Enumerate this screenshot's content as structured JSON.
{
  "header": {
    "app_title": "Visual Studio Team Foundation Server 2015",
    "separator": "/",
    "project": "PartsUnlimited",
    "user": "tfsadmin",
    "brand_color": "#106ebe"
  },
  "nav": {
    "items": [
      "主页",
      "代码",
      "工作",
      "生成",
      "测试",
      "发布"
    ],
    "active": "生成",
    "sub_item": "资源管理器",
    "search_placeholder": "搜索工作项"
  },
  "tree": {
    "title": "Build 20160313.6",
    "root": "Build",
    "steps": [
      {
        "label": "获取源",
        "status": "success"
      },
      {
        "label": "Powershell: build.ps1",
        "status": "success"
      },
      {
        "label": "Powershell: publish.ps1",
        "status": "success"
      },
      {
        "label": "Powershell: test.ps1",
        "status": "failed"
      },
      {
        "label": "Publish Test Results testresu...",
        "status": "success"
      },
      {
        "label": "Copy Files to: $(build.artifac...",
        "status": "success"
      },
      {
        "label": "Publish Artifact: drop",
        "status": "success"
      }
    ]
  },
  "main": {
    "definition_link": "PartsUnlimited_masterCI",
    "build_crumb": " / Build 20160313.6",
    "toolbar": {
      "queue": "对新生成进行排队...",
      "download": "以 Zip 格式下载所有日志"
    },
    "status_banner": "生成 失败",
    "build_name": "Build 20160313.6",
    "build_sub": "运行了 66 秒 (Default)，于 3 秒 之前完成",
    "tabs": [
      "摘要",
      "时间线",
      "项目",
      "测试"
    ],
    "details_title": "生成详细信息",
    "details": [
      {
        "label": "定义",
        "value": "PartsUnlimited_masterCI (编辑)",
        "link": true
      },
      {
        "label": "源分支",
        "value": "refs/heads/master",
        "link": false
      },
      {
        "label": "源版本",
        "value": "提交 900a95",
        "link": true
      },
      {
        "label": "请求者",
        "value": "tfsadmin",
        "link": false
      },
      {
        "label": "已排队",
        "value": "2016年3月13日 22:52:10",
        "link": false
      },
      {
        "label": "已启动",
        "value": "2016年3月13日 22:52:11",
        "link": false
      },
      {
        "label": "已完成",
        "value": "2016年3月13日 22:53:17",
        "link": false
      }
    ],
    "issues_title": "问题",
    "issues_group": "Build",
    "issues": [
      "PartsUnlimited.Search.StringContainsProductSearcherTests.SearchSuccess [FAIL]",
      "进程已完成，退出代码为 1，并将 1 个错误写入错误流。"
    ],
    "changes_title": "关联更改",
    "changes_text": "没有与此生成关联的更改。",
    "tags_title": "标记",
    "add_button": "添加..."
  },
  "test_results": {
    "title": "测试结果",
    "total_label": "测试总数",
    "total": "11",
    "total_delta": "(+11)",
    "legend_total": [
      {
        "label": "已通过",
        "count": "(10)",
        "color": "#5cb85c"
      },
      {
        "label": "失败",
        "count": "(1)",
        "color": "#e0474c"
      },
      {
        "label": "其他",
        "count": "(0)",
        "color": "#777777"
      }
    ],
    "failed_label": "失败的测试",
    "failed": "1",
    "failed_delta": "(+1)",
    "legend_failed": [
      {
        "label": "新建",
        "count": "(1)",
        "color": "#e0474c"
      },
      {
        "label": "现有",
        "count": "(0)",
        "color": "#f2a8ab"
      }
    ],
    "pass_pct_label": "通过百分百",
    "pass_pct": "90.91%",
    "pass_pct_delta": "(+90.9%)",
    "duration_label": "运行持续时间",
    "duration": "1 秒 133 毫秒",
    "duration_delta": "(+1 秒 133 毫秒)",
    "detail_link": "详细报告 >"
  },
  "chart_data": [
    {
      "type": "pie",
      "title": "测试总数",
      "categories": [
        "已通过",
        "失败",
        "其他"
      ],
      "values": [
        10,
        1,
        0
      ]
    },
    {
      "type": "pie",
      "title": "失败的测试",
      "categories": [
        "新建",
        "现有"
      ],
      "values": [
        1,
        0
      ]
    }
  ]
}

------------------------------------------------

• Task requirements: Please repeat all the records above exactly as they appear.

• Solution to this problem:
Enumerate this screenshot's content as structured JSON.
{
  "header": {
    "app_title": "Visual Studio Team Foundation Server 2015",
    "separator": "/",
    "project": "PartsUnlimited",
    "user": "tfsadmin",
    "brand_color": "#106ebe"
  },
  "nav": {
    "items": [
      "主页",
      "代码",
      "工作",
      "生成",
      "测试",
      "发布"
    ],
    "active": "生成",
    "sub_item": "资源管理器",
    "search_placeholder": "搜索工作项"
  },
  "tree": {
    "title": "Build 20160313.6",
    "root": "Build",
    "steps": [
      {
        "label": "获取源",
        "status": "success"
      },
      {
        "label": "Powershell: build.ps1",
        "status": "success"
      },
      {
        "label": "Powershell: publish.ps1",
        "status": "success"
      },
      {
        "label": "Powershell: test.ps1",
        "status": "failed"
      },
      {
        "label": "Publish Test Results testresu...",
        "status": "success"
      },
      {
        "label": "Copy Files to: $(build.artifac...",
        "status": "success"
      },
      {
        "label": "Publish Artifact: drop",
        "status": "success"
      }
    ]
  },
  "main": {
    "definition_link": "PartsUnlimited_masterCI",
    "build_crumb": " / Build 20160313.6",
    "toolbar": {
      "queue": "对新生成进行排队...",
      "download": "以 Zip 格式下载所有日志"
    },
    "status_banner": "生成 失败",
    "build_name": "Build 20160313.6",
    "build_sub": "运行了 66 秒 (Default)，于 3 秒 之前完成",
    "tabs": [
      "摘要",
      "时间线",
      "项目",
      "测试"
    ],
    "details_title": "生成详细信息",
    "details": [
      {
        "label": "定义",
        "value": "PartsUnlimited_masterCI (编辑)",
        "link": true
      },
      {
        "label": "源分支",
        "value": "refs/heads/master",
        "link": false
      },
      {
        "label": "源版本",
        "value": "提交 900a95",
        "link": true
      },
      {
        "label": "请求者",
        "value": "tfsadmin",
        "link": false
      },
      {
        "label": "已排队",
        "value": "2016年3月13日 22:52:10",
        "link": false
      },
      {
        "label": "已启动",
        "value": "2016年3月13日 22:52:11",
        "link": false
      },
      {
        "label": "已完成",
        "value": "2016年3月13日 22:53:17",
        "link": false
      }
    ],
    "issues_title": "问题",
    "issues_group": "Build",
    "issues": [
      "PartsUnlimited.Search.StringContainsProductSearcherTests.SearchSuccess [FAIL]",
      "进程已完成，退出代码为 1，并将 1 个错误写入错误流。"
    ],
    "changes_title": "关联更改",
    "changes_text": "没有与此生成关联的更改。",
    "tags_title": "标记",
    "add_button": "添加..."
  },
  "test_results": {
    "title": "测试结果",
    "total_label": "测试总数",
    "total": "11",
    "total_delta": "(+11)",
    "legend_total": [
      {
        "label": "已通过",
        "count": "(10)",
        "color": "#5cb85c"
      },
      {
        "label": "失败",
        "count": "(1)",
        "color": "#e0474c"
      },
      {
        "label": "其他",
        "count": "(0)",
        "color": "#777777"
      }
    ],
    "failed_label": "失败的测试",
    "failed": "1",
    "failed_delta": "(+1)",
    "legend_failed": [
      {
        "label": "新建",
        "count": "(1)",
        "color": "#e0474c"
      },
      {
        "label": "现有",
        "count": "(0)",
        "color": "#f2a8ab"
      }
    ],
    "pass_pct_label": "通过百分百",
    "pass_pct": "90.91%",
    "pass_pct_delta": "(+90.9%)",
    "duration_label": "运行持续时间",
    "duration": "1 秒 133 毫秒",
    "duration_delta": "(+1 秒 133 毫秒)",
    "detail_link": "详细报告 >"
  },
  "chart_data": [
    {
      "type": "pie",
      "title": "测试总数",
      "categories": [
        "已通过",
        "失败",
        "其他"
      ],
      "values": [
        10,
        1,
        0
      ]
    },
    {
      "type": "pie",
      "title": "失败的测试",
      "categories": [
        "新建",
        "现有"
      ],
      "values": [
        1,
        0
      ]
    }
  ]
}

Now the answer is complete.